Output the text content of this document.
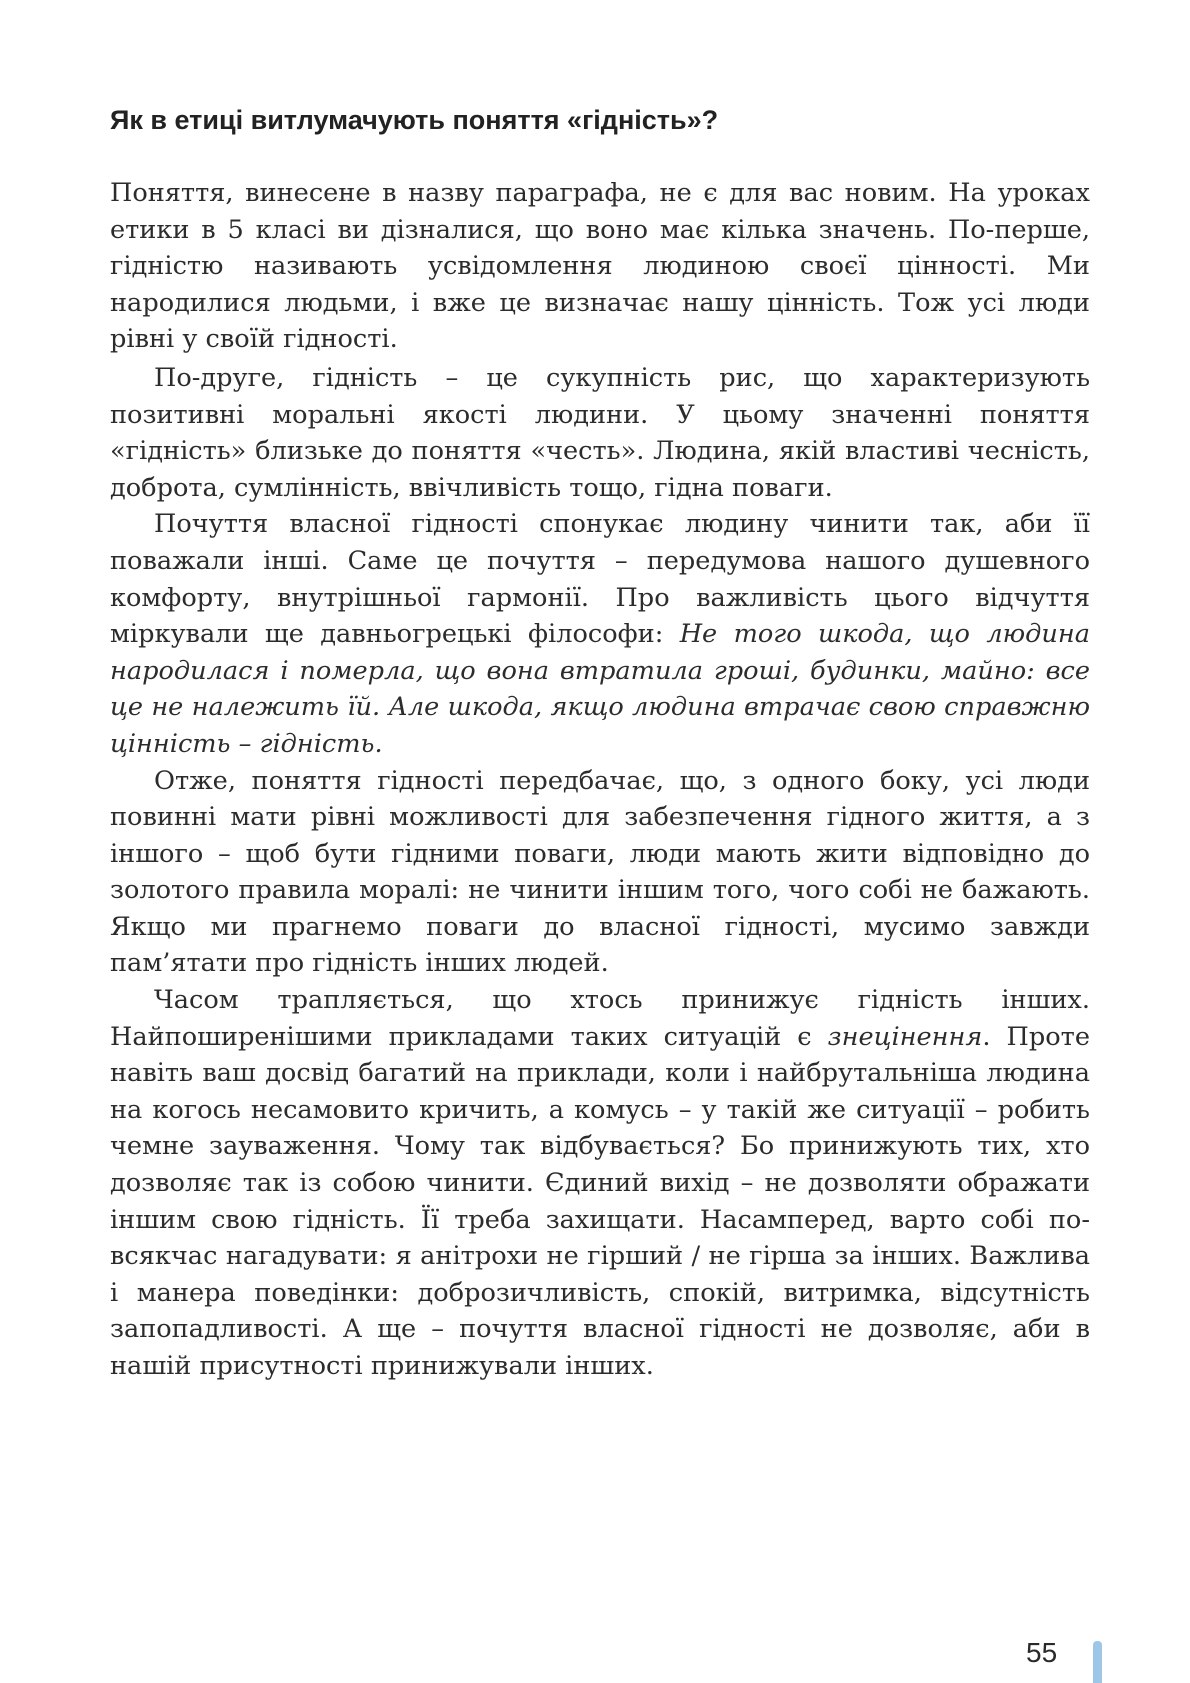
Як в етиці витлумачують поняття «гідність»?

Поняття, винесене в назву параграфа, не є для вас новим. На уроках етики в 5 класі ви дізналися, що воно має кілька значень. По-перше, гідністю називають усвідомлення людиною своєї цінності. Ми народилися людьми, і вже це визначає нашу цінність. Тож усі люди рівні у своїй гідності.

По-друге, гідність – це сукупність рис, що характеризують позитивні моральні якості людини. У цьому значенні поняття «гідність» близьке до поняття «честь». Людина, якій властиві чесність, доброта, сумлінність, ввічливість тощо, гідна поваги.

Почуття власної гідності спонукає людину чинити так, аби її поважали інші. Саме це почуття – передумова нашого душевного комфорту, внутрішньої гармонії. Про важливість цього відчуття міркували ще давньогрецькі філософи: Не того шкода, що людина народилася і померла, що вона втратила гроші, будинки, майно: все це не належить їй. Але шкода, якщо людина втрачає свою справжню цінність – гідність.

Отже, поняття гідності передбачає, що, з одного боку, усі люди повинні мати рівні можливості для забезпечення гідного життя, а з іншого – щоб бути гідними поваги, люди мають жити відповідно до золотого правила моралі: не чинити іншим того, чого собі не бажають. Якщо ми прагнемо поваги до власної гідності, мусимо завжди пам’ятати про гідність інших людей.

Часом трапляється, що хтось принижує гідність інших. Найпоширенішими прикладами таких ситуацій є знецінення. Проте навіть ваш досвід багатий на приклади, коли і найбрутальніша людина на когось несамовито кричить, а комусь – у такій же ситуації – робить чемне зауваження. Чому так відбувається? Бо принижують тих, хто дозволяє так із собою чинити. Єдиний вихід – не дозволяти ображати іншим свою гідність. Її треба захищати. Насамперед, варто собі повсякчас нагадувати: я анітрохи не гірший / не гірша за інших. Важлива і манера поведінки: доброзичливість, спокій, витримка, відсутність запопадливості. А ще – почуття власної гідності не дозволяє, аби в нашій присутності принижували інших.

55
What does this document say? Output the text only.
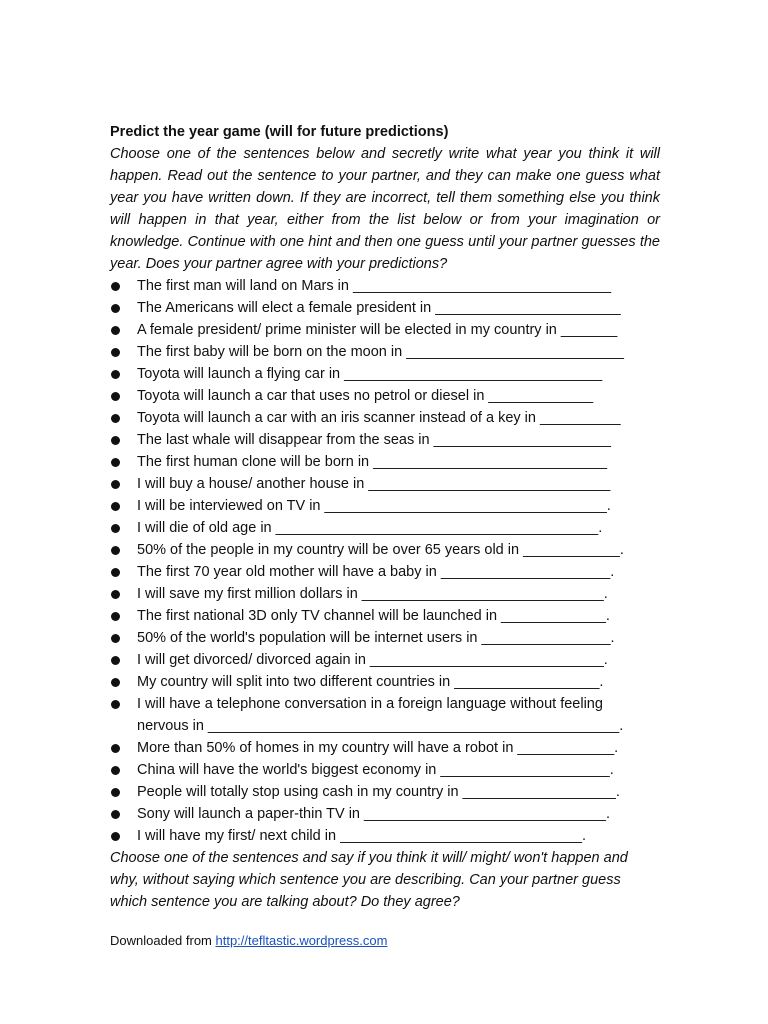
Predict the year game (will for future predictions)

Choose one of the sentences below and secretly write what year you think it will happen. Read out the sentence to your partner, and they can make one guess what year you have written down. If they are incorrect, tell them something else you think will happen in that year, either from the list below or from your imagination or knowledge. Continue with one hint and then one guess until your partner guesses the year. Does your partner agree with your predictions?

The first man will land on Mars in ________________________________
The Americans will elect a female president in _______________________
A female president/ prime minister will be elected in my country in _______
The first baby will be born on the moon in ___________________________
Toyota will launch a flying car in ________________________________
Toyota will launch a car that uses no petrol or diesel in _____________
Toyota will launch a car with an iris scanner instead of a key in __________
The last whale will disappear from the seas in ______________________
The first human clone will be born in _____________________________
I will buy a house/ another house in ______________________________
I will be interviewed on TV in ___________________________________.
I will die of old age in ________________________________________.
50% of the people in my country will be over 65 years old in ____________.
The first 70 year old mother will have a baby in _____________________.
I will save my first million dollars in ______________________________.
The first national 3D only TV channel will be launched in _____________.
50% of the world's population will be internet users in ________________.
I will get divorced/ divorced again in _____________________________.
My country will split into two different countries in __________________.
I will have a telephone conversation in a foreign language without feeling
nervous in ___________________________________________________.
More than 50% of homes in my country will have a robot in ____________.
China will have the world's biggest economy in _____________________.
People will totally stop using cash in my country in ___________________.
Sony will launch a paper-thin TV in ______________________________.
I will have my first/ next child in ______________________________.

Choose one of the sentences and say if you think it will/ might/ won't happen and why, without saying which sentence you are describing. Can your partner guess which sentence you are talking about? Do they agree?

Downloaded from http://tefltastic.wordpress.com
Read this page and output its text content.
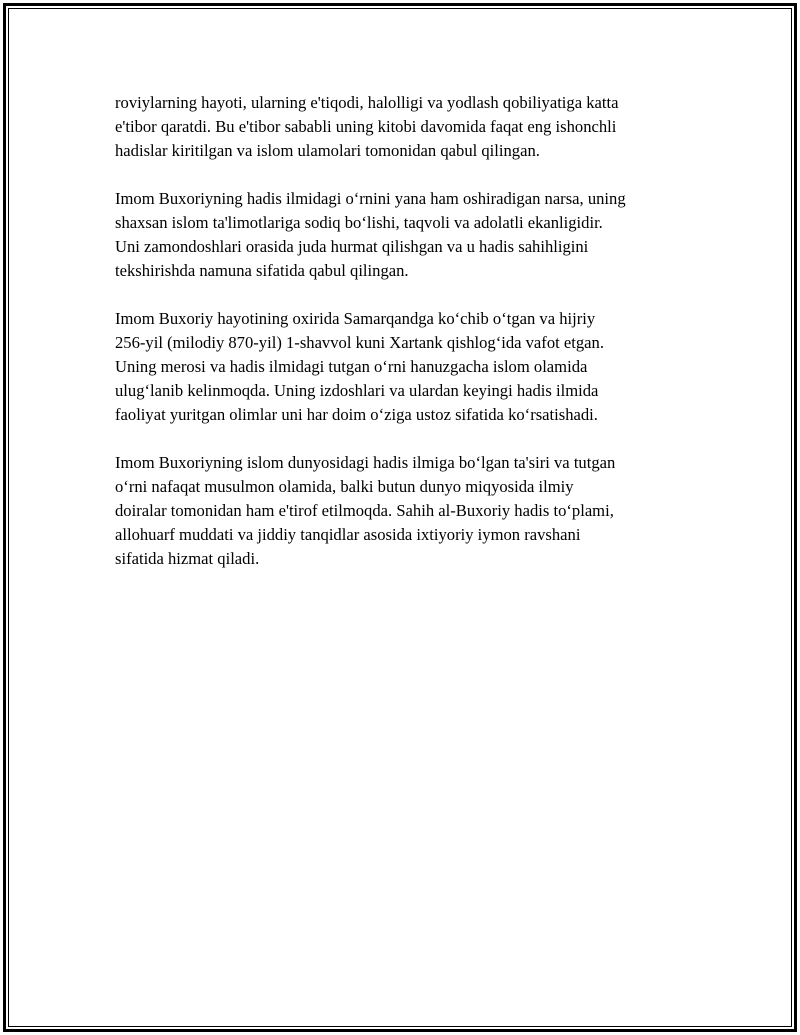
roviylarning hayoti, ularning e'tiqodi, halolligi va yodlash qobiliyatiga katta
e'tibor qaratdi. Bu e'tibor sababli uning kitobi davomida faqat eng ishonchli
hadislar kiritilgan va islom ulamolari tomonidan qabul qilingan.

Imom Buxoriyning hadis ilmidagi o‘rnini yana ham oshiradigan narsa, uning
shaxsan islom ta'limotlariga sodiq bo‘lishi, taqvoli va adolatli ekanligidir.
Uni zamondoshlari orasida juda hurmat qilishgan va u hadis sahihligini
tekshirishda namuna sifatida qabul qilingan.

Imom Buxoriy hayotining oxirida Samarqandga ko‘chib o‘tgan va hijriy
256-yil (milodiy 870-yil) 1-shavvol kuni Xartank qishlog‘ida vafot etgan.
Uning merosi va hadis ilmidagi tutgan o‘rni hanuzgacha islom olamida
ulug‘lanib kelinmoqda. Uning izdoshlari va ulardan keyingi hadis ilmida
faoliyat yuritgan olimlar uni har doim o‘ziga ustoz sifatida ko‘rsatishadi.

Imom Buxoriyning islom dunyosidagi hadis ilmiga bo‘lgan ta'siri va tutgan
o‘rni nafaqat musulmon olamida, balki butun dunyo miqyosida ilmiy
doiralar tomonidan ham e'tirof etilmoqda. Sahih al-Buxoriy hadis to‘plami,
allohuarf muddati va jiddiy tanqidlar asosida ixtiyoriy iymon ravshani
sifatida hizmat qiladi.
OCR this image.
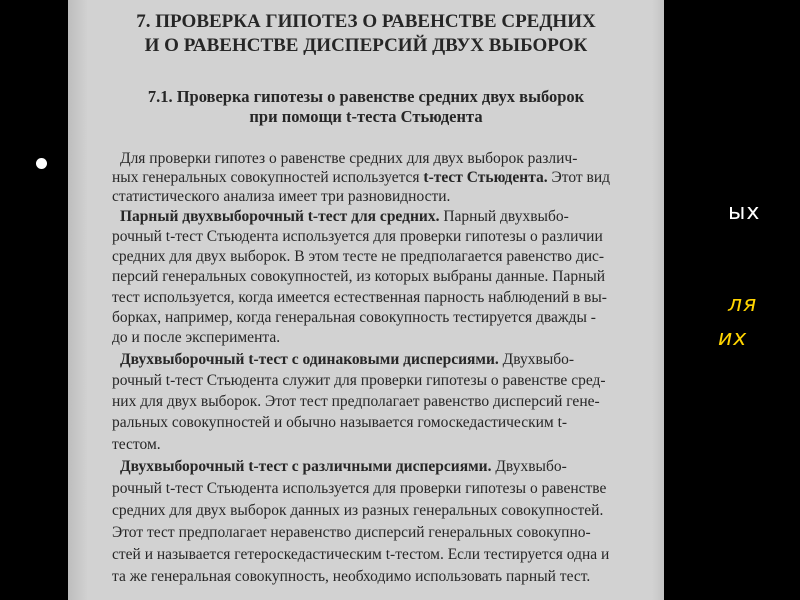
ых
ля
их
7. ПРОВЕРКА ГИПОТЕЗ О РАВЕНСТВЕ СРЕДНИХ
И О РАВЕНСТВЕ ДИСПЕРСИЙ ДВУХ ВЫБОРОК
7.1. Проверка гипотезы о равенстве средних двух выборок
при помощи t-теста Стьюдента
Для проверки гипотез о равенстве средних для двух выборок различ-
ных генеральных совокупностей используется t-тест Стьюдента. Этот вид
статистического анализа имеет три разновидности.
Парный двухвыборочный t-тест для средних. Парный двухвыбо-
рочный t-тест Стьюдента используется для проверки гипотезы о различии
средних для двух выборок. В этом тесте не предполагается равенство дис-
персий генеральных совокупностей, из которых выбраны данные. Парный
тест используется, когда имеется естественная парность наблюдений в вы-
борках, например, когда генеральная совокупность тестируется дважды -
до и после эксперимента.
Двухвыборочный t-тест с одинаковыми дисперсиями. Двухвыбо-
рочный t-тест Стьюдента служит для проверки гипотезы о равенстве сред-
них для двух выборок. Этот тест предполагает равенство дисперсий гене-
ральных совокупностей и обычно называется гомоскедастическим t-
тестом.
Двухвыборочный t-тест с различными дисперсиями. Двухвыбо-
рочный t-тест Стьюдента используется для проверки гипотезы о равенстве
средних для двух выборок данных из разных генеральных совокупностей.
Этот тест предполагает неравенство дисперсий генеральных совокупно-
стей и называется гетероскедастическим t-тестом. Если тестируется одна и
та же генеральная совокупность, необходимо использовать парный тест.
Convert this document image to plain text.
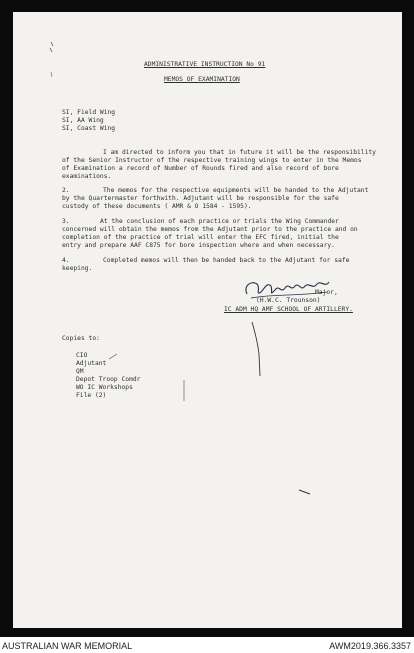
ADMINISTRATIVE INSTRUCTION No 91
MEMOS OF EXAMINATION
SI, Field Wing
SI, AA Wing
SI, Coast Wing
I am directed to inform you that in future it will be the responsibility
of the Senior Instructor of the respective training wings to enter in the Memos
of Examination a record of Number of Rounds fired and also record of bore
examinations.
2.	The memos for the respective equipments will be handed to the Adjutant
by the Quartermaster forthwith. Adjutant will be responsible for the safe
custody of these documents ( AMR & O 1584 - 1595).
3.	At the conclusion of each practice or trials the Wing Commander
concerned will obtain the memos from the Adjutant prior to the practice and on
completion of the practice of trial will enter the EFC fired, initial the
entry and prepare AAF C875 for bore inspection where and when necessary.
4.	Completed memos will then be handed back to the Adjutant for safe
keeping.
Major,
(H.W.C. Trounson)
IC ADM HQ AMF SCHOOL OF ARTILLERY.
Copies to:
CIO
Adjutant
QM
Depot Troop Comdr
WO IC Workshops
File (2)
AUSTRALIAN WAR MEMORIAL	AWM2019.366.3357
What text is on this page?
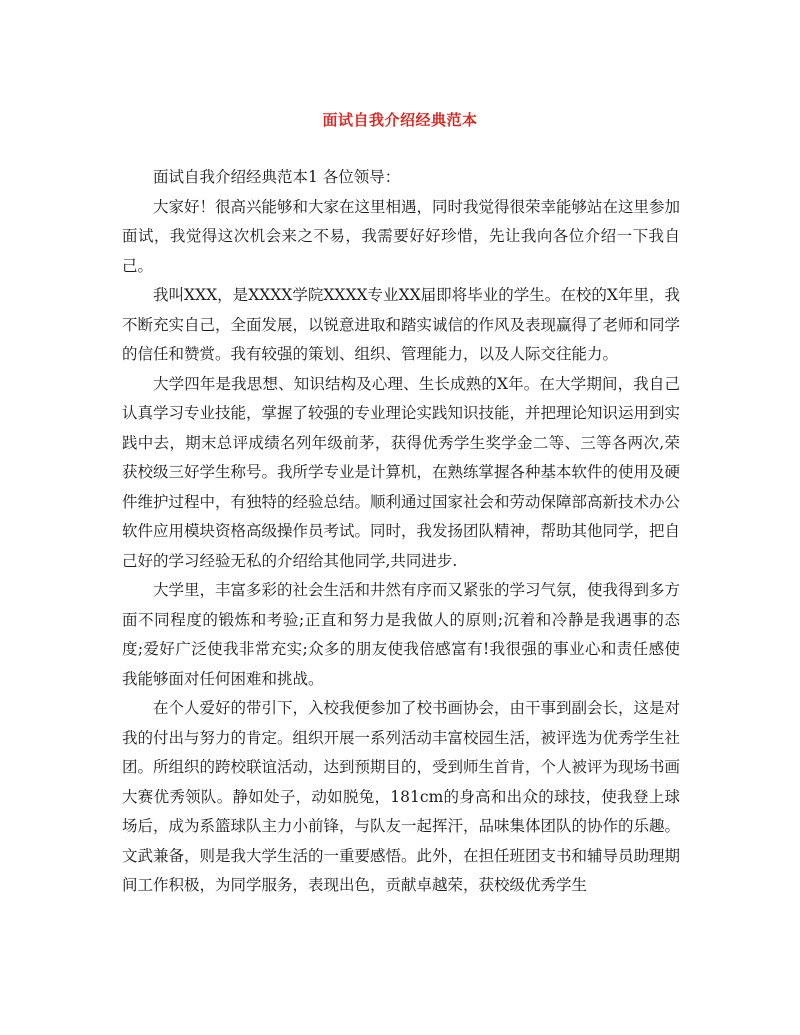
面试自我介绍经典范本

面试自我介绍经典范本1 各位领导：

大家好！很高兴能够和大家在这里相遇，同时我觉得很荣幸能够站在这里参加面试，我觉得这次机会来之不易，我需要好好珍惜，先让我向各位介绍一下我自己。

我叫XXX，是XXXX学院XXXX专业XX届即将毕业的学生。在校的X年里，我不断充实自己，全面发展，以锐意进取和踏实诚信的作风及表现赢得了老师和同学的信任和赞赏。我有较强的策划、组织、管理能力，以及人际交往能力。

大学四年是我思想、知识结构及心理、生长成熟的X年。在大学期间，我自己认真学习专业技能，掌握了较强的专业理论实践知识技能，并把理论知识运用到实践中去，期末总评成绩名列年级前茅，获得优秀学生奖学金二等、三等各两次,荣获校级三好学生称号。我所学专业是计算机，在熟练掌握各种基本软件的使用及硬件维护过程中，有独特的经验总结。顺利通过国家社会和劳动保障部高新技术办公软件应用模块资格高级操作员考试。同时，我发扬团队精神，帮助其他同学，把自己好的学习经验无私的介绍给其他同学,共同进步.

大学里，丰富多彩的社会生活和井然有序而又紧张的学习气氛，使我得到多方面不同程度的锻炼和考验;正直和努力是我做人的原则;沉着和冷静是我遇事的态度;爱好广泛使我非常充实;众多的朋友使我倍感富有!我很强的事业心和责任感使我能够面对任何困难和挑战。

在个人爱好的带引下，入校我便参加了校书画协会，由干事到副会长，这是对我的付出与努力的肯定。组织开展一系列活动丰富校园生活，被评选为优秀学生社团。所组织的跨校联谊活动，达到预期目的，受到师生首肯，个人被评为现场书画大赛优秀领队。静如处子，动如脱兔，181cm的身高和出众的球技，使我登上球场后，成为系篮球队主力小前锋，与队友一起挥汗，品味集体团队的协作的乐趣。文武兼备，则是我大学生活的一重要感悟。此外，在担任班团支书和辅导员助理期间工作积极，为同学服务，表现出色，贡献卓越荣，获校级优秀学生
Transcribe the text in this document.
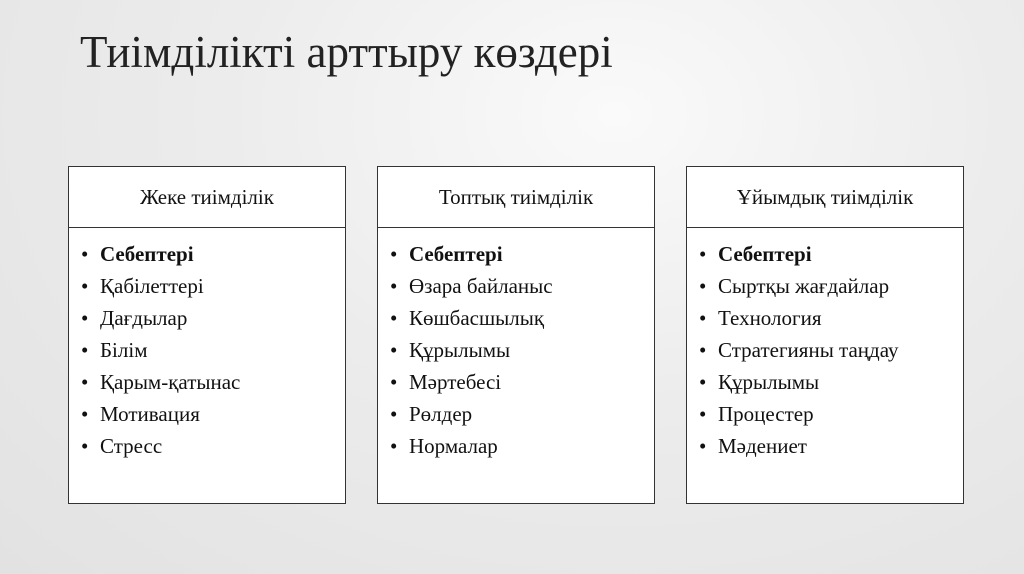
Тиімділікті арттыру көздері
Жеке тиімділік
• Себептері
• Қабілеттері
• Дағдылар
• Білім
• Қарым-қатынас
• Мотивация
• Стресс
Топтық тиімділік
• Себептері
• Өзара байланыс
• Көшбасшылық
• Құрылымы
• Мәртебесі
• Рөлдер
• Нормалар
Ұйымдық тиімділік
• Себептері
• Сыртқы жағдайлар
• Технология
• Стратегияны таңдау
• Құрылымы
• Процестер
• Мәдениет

• **WHAT THE TASK REQUIRES**: Take the line containing "Transcribe the text in this document." and every line after it up to the end of the data, and write them out exactly, without the pictures.

• **EXERCISE RESULT**:
Transcribe the text in this document.
Тиімділікті арттыру көздері
Жеке тиімділік
• Себептері
• Қабілеттері
• Дағдылар
• Білім
• Қарым-қатынас
• Мотивация
• Стресс
Топтық тиімділік
• Себептері
• Өзара байланыс
• Көшбасшылық
• Құрылымы
• Мәртебесі
• Рөлдер
• Нормалар
Ұйымдық тиімділік
• Себептері
• Сыртқы жағдайлар
• Технология
• Стратегияны таңдау
• Құрылымы
• Процестер
• Мәдениет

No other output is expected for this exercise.